----- INFORMATION GIVEN

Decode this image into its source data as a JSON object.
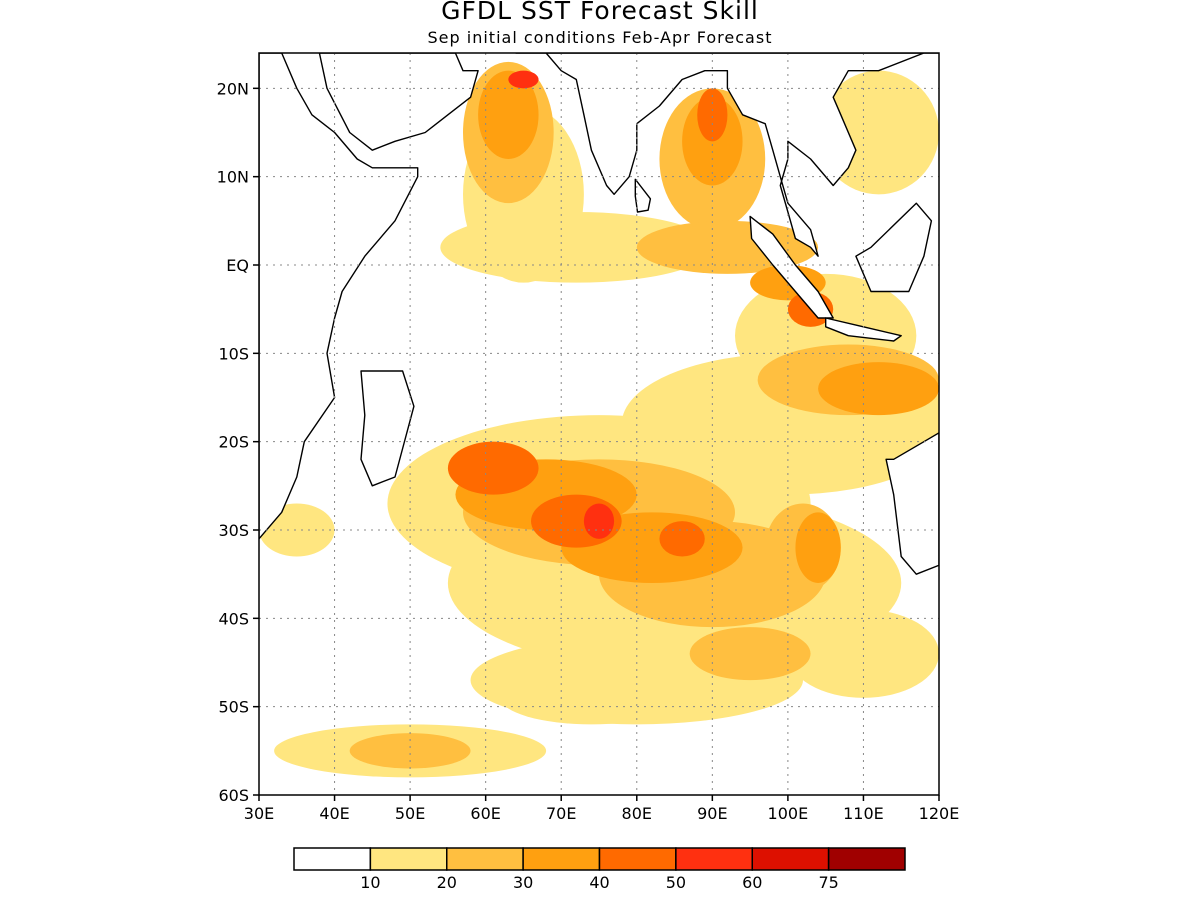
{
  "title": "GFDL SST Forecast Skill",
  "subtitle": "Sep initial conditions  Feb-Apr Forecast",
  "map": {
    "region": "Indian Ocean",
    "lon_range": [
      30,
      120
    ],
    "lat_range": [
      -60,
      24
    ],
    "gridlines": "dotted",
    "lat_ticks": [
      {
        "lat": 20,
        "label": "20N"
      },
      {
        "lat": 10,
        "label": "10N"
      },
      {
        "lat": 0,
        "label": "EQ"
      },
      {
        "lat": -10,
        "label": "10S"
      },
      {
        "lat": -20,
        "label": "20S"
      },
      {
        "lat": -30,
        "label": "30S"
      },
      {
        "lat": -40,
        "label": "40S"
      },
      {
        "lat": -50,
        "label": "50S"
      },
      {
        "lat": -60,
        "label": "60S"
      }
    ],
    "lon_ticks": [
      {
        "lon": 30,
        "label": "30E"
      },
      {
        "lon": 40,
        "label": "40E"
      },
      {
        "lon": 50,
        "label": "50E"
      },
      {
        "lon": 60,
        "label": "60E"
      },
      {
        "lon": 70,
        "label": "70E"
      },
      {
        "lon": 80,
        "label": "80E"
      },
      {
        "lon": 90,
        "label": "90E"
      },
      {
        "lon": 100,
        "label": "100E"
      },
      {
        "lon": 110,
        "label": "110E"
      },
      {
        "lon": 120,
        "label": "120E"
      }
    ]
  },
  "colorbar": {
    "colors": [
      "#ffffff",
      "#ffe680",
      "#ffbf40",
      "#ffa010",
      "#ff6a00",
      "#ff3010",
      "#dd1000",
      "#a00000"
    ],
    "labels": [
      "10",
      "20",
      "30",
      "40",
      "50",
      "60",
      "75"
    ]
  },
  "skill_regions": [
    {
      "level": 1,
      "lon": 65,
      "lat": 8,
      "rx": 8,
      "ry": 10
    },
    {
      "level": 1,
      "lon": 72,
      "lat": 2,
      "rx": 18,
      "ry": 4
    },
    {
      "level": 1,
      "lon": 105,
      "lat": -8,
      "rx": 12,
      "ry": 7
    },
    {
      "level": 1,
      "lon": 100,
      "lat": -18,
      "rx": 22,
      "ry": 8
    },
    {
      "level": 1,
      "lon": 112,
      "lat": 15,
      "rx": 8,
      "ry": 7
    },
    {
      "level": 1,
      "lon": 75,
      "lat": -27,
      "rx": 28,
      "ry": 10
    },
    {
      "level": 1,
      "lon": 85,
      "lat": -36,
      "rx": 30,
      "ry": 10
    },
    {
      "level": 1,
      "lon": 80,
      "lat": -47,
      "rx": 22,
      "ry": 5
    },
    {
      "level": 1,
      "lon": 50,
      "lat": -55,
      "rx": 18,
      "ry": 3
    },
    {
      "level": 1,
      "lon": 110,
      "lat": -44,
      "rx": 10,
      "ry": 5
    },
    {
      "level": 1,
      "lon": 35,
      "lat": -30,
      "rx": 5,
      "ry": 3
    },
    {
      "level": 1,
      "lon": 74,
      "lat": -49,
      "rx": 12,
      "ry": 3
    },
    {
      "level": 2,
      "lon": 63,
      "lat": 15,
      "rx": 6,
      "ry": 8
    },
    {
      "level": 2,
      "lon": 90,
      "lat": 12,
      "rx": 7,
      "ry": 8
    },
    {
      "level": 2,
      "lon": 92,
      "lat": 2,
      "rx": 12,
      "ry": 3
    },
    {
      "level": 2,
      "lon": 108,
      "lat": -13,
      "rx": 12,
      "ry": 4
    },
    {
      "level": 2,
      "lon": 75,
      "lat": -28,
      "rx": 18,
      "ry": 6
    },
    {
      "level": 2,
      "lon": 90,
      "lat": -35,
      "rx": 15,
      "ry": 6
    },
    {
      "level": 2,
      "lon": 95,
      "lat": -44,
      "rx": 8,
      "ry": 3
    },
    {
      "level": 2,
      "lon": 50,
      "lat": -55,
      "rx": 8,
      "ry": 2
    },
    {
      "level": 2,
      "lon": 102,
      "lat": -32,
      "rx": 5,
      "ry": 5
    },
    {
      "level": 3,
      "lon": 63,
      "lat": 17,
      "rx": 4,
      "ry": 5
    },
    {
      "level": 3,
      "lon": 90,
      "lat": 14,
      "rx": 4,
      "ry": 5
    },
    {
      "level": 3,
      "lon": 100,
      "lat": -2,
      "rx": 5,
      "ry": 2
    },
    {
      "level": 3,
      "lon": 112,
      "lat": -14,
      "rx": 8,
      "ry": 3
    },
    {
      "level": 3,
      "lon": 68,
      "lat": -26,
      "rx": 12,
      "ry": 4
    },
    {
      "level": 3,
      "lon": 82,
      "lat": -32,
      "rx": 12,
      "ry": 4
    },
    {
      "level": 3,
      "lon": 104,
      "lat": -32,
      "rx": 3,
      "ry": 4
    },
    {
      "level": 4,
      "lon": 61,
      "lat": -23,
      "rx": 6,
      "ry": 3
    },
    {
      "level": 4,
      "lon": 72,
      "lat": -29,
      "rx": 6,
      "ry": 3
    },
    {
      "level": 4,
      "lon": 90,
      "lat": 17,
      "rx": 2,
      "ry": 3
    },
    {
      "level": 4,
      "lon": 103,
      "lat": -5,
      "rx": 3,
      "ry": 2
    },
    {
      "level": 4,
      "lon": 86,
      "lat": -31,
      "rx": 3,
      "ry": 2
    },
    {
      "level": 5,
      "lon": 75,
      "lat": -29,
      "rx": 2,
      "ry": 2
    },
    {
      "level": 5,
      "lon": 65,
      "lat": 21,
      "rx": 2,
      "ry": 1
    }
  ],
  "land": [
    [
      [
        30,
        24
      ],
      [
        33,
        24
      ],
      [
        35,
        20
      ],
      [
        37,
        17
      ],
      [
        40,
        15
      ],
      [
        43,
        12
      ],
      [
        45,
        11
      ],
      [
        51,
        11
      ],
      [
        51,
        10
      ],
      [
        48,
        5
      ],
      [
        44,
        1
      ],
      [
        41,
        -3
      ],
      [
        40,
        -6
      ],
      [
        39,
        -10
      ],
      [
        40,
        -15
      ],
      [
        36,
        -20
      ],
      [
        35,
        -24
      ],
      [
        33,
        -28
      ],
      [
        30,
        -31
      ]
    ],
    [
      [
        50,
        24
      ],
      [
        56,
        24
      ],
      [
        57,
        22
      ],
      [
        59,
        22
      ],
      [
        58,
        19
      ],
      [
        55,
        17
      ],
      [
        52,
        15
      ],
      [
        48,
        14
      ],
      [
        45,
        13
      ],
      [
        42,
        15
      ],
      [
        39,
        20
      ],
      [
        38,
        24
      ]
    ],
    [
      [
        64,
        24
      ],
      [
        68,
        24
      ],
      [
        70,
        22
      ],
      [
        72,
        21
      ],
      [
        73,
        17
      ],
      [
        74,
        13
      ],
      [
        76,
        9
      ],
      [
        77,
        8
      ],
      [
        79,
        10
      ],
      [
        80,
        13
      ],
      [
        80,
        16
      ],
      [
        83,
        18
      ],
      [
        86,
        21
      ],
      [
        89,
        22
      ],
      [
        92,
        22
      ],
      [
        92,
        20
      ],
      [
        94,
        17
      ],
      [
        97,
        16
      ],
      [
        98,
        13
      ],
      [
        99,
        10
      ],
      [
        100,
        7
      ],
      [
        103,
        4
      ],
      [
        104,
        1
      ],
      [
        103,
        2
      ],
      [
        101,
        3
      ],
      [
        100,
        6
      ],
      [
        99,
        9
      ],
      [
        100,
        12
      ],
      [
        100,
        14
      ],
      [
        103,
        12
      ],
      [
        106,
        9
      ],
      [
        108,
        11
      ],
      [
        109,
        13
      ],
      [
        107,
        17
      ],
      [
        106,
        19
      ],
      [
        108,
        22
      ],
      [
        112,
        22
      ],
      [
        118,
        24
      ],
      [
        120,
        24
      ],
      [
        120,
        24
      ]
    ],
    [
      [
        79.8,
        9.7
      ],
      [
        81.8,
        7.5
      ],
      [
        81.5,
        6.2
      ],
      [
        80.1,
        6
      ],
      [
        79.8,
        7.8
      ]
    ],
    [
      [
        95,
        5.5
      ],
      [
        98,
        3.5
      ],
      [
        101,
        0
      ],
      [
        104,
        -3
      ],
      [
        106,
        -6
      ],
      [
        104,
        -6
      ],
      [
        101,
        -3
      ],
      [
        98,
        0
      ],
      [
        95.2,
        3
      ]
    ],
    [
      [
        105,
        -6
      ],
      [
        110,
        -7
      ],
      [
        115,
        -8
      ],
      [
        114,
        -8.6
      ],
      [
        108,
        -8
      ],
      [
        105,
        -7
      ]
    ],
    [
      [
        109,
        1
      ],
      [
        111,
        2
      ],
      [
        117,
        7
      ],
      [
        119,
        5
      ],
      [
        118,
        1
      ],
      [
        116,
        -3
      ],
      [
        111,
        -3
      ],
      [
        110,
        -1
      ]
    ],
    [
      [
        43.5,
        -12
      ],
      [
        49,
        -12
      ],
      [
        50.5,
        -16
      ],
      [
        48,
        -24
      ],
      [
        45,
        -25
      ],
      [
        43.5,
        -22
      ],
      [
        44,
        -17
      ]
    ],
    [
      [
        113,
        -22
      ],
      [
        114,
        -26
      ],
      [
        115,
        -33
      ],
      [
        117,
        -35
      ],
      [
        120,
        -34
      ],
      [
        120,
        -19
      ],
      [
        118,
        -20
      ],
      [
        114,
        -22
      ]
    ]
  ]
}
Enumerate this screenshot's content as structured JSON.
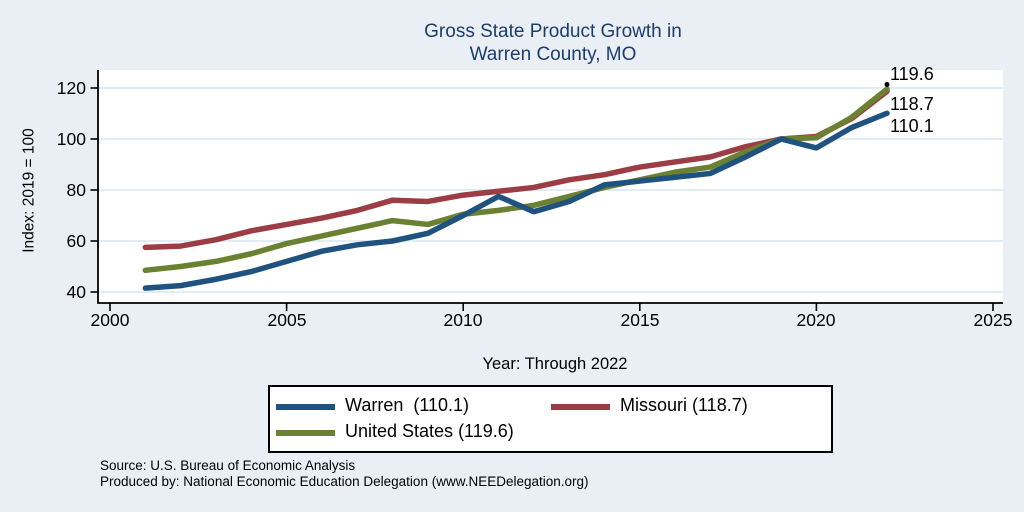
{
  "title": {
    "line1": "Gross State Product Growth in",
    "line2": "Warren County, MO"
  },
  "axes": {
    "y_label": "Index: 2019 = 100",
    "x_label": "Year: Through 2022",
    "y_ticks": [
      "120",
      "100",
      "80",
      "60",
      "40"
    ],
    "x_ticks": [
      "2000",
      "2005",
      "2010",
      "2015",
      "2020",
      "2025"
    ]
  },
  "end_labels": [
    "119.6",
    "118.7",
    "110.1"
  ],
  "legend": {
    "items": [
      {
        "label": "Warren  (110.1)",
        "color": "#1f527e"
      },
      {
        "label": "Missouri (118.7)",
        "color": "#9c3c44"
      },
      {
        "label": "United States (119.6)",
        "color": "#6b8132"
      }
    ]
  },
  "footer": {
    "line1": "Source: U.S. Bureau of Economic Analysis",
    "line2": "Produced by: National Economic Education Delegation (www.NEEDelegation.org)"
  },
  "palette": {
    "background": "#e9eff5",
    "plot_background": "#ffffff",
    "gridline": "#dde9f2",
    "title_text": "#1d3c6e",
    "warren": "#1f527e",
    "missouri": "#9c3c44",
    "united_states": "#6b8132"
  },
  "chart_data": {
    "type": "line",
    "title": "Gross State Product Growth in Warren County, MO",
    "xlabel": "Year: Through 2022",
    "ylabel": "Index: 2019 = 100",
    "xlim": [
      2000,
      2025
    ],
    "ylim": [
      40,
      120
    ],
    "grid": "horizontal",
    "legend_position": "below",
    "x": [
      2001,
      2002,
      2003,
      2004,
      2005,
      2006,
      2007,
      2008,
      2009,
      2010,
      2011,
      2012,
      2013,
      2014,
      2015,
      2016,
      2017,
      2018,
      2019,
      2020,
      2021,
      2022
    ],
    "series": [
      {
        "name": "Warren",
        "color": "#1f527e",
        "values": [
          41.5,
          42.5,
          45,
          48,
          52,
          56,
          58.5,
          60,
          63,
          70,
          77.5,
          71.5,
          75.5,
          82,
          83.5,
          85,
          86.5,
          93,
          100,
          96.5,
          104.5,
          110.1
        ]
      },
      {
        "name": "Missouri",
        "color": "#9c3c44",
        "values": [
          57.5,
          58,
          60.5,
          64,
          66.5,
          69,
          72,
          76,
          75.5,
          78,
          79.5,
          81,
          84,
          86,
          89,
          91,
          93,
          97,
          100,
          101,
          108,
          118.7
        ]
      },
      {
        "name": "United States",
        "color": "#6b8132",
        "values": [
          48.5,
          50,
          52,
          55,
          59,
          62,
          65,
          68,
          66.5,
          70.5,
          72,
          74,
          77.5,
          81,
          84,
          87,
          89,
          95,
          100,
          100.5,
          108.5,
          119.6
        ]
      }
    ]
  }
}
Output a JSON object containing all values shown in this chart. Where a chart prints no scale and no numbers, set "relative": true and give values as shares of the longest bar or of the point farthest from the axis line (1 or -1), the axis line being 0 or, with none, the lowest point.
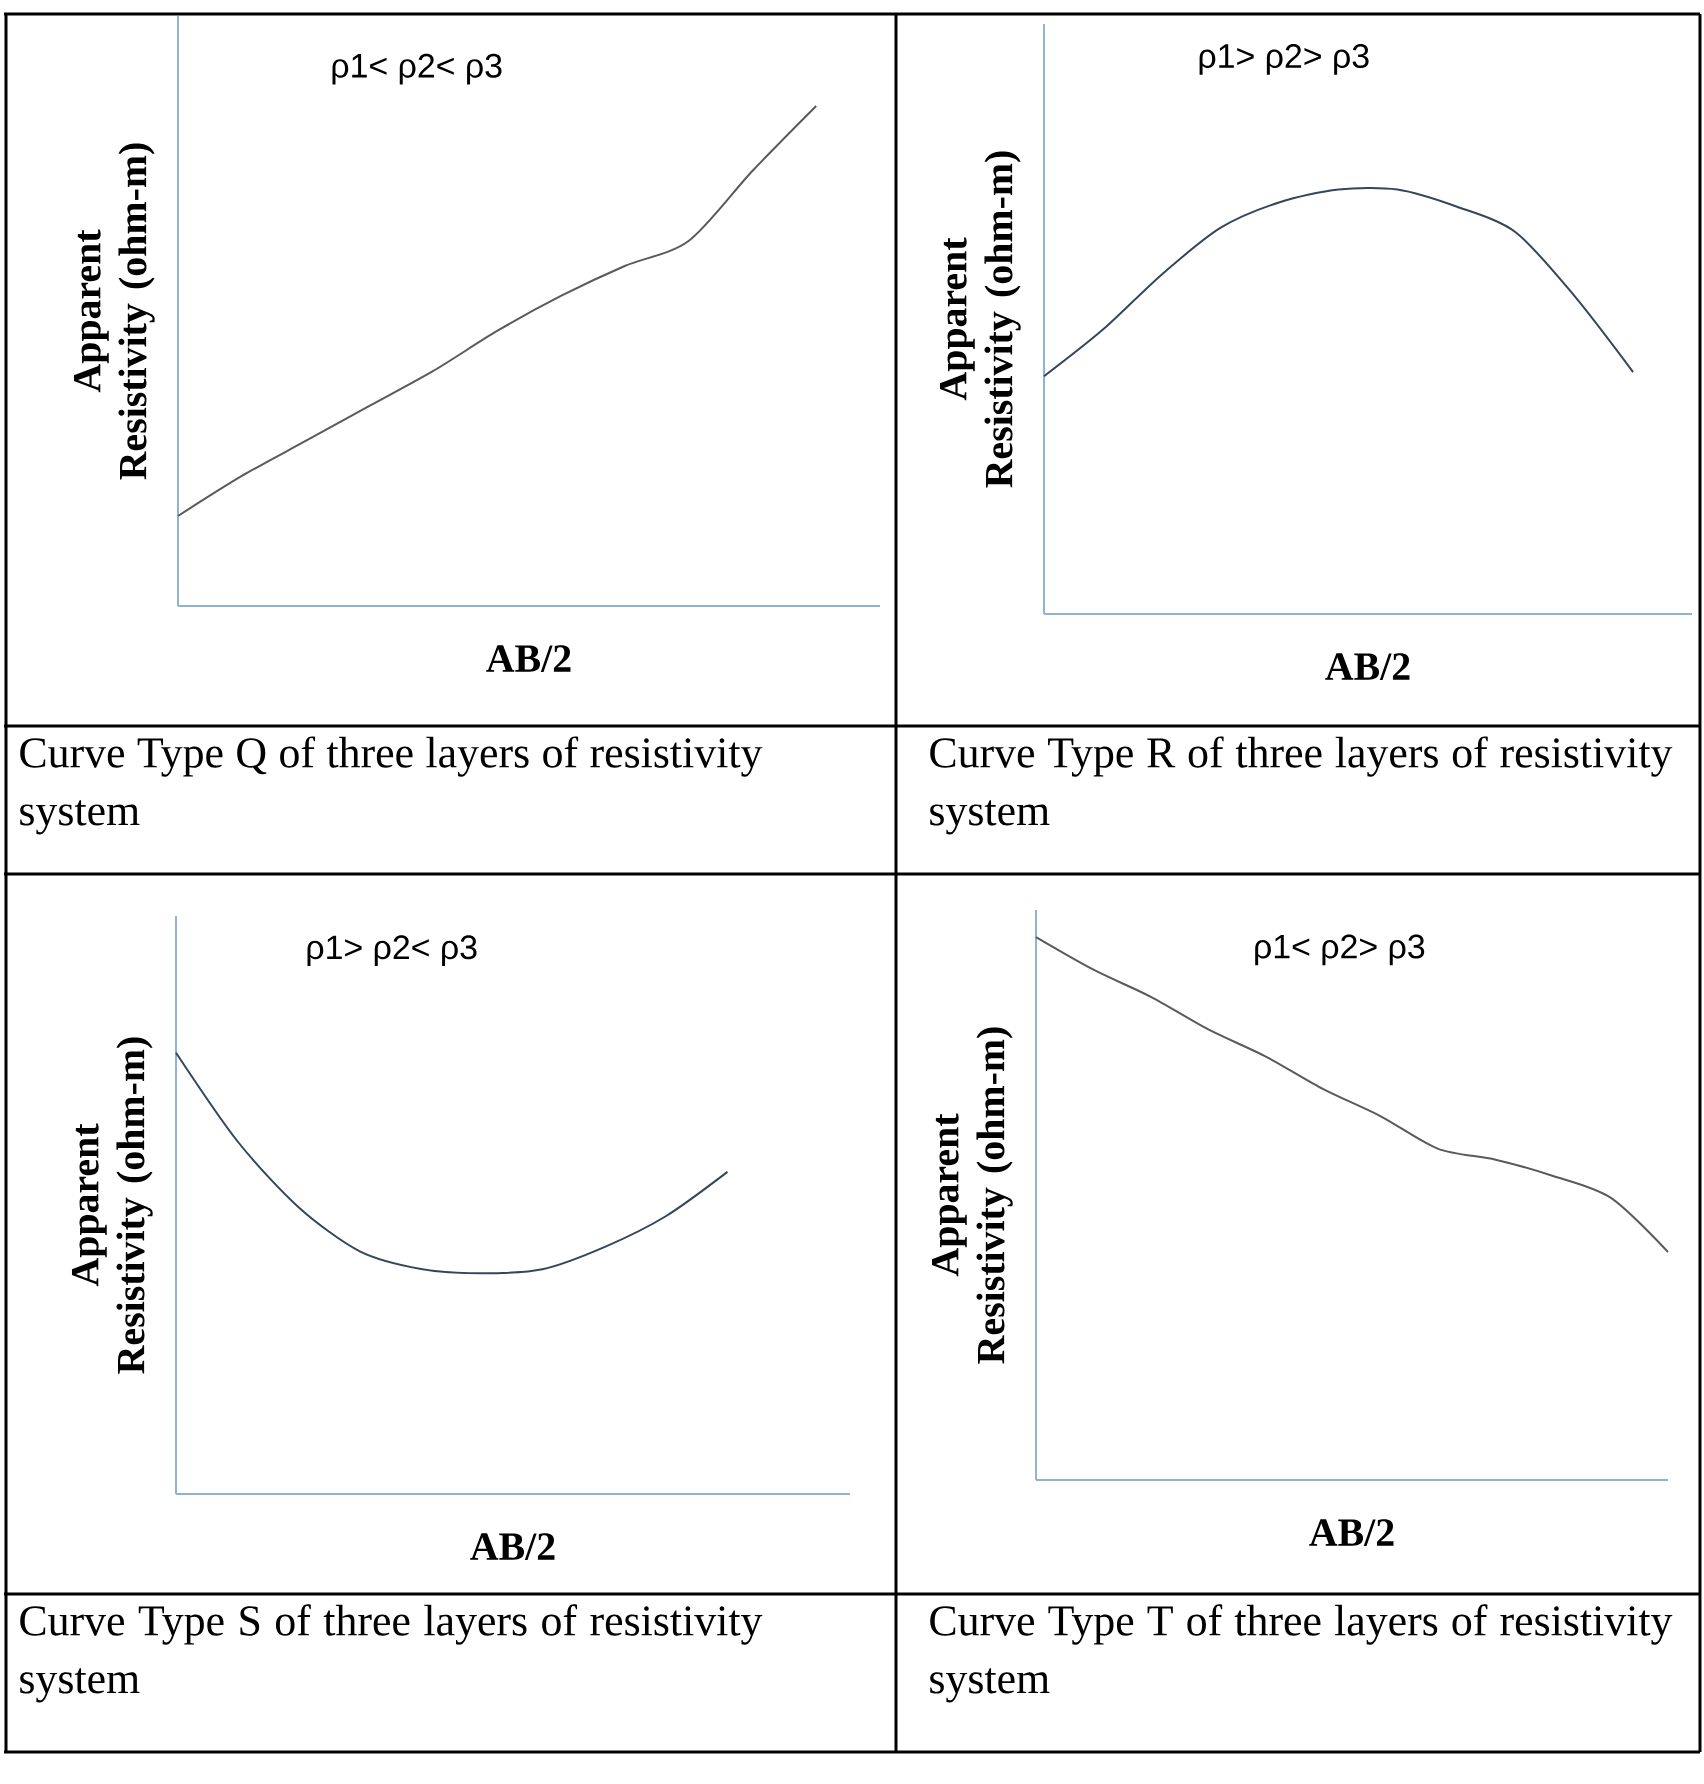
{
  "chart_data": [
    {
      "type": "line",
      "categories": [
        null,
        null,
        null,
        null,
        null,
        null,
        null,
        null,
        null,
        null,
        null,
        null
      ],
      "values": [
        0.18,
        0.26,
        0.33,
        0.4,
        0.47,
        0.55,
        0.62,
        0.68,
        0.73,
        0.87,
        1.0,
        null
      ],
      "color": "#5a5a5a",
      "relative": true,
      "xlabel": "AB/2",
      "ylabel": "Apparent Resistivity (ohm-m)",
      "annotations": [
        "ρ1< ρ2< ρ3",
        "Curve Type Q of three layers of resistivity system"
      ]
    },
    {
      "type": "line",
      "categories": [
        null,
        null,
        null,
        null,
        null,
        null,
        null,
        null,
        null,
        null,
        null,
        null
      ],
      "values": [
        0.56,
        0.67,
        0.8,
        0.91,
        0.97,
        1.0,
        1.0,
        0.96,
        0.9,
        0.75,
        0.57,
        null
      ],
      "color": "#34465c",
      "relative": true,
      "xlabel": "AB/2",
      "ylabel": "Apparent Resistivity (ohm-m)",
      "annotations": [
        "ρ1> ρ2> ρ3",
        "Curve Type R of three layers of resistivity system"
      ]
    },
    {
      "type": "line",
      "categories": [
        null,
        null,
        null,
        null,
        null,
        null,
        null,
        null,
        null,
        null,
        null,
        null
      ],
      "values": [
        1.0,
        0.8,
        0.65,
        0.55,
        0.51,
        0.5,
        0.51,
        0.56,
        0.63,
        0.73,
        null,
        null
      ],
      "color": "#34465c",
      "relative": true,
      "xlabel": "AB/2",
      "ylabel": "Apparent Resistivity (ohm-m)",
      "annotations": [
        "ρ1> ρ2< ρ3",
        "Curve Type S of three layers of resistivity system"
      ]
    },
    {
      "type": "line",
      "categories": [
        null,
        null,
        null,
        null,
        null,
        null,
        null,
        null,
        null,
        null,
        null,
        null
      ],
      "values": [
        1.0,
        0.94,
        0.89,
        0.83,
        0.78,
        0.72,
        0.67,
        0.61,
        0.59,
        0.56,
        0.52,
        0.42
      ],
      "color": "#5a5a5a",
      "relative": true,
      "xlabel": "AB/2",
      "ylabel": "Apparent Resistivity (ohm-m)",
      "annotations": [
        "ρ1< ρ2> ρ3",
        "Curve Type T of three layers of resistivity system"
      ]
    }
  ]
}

----------

INSTRUCTIONS TO FOLLOW: Say how many lines contain the string "County", giving nothing but the count.

PROBLEM SOLUTION: 2